--- start of PROVIDED MATERIAL ---

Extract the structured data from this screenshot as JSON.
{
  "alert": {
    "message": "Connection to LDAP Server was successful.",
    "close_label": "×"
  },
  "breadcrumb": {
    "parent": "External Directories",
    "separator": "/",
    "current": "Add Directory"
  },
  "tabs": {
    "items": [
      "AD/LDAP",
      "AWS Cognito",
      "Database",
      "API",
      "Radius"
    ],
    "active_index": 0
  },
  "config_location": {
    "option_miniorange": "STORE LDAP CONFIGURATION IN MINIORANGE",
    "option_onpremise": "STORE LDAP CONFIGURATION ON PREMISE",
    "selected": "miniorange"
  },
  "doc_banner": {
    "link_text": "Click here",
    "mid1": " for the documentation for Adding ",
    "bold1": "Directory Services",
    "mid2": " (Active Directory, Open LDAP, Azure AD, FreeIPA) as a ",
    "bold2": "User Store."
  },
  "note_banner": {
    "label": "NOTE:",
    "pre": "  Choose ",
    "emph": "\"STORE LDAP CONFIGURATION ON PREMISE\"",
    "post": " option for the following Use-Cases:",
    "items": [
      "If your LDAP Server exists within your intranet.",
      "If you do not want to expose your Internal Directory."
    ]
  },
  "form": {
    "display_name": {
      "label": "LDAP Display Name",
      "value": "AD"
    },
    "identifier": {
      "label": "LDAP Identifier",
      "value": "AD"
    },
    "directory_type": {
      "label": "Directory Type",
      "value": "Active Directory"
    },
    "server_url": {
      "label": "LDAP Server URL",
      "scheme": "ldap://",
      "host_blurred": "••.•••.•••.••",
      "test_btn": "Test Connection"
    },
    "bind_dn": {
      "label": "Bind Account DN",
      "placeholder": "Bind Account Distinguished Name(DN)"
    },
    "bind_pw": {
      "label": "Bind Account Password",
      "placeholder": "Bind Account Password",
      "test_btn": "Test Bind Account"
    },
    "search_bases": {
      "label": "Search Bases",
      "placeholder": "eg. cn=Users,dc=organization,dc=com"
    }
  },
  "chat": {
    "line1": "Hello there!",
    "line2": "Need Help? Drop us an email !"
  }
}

--- end of PROVIDED MATERIAL ---

● **WORK INSTRUCTIONS**: Every record shown above should be written out again exactly.

● **COMPLETE ANSWER**:
Extract the structured data from this screenshot as JSON.
{
  "alert": {
    "message": "Connection to LDAP Server was successful.",
    "close_label": "×"
  },
  "breadcrumb": {
    "parent": "External Directories",
    "separator": "/",
    "current": "Add Directory"
  },
  "tabs": {
    "items": [
      "AD/LDAP",
      "AWS Cognito",
      "Database",
      "API",
      "Radius"
    ],
    "active_index": 0
  },
  "config_location": {
    "option_miniorange": "STORE LDAP CONFIGURATION IN MINIORANGE",
    "option_onpremise": "STORE LDAP CONFIGURATION ON PREMISE",
    "selected": "miniorange"
  },
  "doc_banner": {
    "link_text": "Click here",
    "mid1": " for the documentation for Adding ",
    "bold1": "Directory Services",
    "mid2": " (Active Directory, Open LDAP, Azure AD, FreeIPA) as a ",
    "bold2": "User Store."
  },
  "note_banner": {
    "label": "NOTE:",
    "pre": "  Choose ",
    "emph": "\"STORE LDAP CONFIGURATION ON PREMISE\"",
    "post": " option for the following Use-Cases:",
    "items": [
      "If your LDAP Server exists within your intranet.",
      "If you do not want to expose your Internal Directory."
    ]
  },
  "form": {
    "display_name": {
      "label": "LDAP Display Name",
      "value": "AD"
    },
    "identifier": {
      "label": "LDAP Identifier",
      "value": "AD"
    },
    "directory_type": {
      "label": "Directory Type",
      "value": "Active Directory"
    },
    "server_url": {
      "label": "LDAP Server URL",
      "scheme": "ldap://",
      "host_blurred": "••.•••.•••.••",
      "test_btn": "Test Connection"
    },
    "bind_dn": {
      "label": "Bind Account DN",
      "placeholder": "Bind Account Distinguished Name(DN)"
    },
    "bind_pw": {
      "label": "Bind Account Password",
      "placeholder": "Bind Account Password",
      "test_btn": "Test Bind Account"
    },
    "search_bases": {
      "label": "Search Bases",
      "placeholder": "eg. cn=Users,dc=organization,dc=com"
    }
  },
  "chat": {
    "line1": "Hello there!",
    "line2": "Need Help? Drop us an email !"
  }
}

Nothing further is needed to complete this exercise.